● **What you should do**
Retype each line of the material exactly, please, skipping any picture in it.

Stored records
#####
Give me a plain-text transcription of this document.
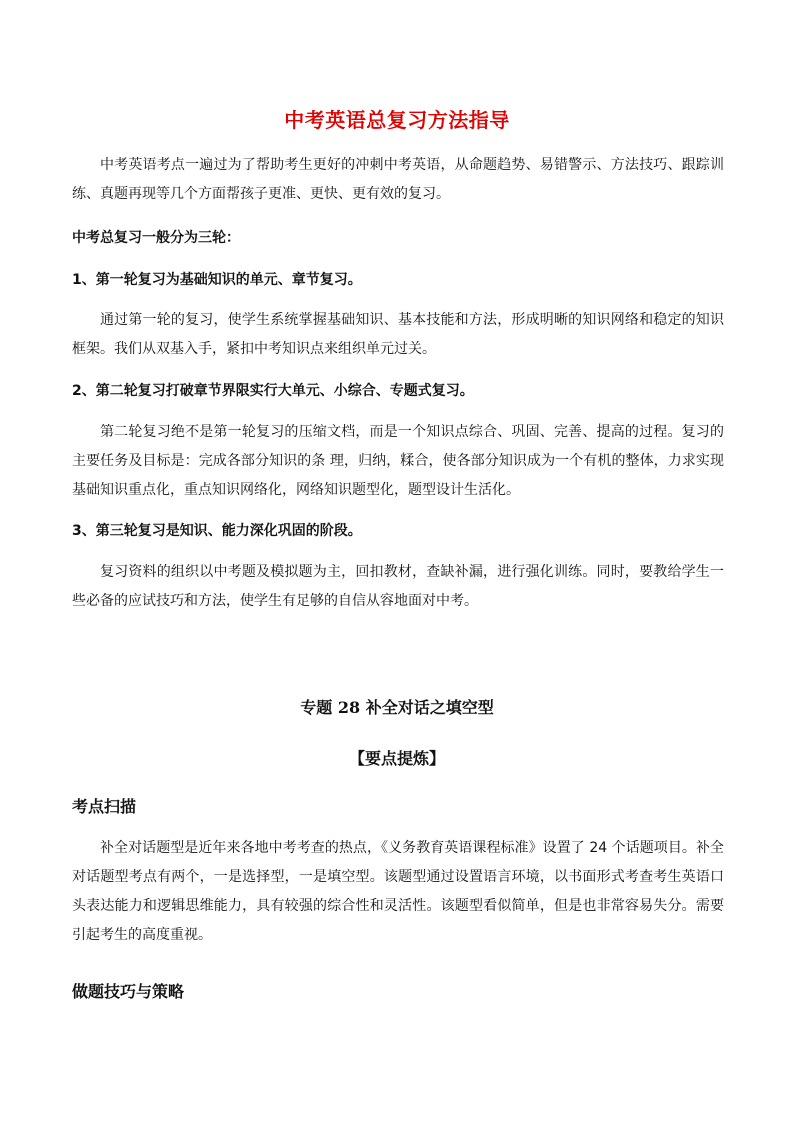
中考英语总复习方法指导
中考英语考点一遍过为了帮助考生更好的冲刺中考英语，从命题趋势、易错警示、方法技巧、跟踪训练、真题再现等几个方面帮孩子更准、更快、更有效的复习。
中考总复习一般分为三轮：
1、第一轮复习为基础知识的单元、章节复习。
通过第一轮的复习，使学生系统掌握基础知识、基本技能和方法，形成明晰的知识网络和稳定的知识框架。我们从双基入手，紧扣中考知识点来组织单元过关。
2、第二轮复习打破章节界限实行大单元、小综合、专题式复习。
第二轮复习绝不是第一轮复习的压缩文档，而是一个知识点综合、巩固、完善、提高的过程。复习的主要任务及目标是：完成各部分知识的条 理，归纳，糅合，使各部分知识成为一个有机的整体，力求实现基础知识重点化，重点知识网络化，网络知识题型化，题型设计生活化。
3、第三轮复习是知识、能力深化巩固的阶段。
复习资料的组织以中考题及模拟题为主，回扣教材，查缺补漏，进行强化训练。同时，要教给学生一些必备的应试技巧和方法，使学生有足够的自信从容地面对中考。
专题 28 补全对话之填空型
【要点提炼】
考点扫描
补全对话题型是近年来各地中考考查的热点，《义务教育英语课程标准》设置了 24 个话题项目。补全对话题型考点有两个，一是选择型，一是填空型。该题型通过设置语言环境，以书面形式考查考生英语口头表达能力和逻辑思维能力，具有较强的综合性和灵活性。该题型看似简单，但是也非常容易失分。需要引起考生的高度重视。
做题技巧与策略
#####
● **Result**
Give me a plain-text transcription of this document.
中考英语总复习方法指导
中考英语考点一遍过为了帮助考生更好的冲刺中考英语，从命题趋势、易错警示、方法技巧、跟踪训练、真题再现等几个方面帮孩子更准、更快、更有效的复习。
中考总复习一般分为三轮：
1、第一轮复习为基础知识的单元、章节复习。
通过第一轮的复习，使学生系统掌握基础知识、基本技能和方法，形成明晰的知识网络和稳定的知识框架。我们从双基入手，紧扣中考知识点来组织单元过关。
2、第二轮复习打破章节界限实行大单元、小综合、专题式复习。
第二轮复习绝不是第一轮复习的压缩文档，而是一个知识点综合、巩固、完善、提高的过程。复习的主要任务及目标是：完成各部分知识的条 理，归纳，糅合，使各部分知识成为一个有机的整体，力求实现基础知识重点化，重点知识网络化，网络知识题型化，题型设计生活化。
3、第三轮复习是知识、能力深化巩固的阶段。
复习资料的组织以中考题及模拟题为主，回扣教材，查缺补漏，进行强化训练。同时，要教给学生一些必备的应试技巧和方法，使学生有足够的自信从容地面对中考。
专题 28 补全对话之填空型
【要点提炼】
考点扫描
补全对话题型是近年来各地中考考查的热点，《义务教育英语课程标准》设置了 24 个话题项目。补全对话题型考点有两个，一是选择型，一是填空型。该题型通过设置语言环境，以书面形式考查考生英语口头表达能力和逻辑思维能力，具有较强的综合性和灵活性。该题型看似简单，但是也非常容易失分。需要引起考生的高度重视。
做题技巧与策略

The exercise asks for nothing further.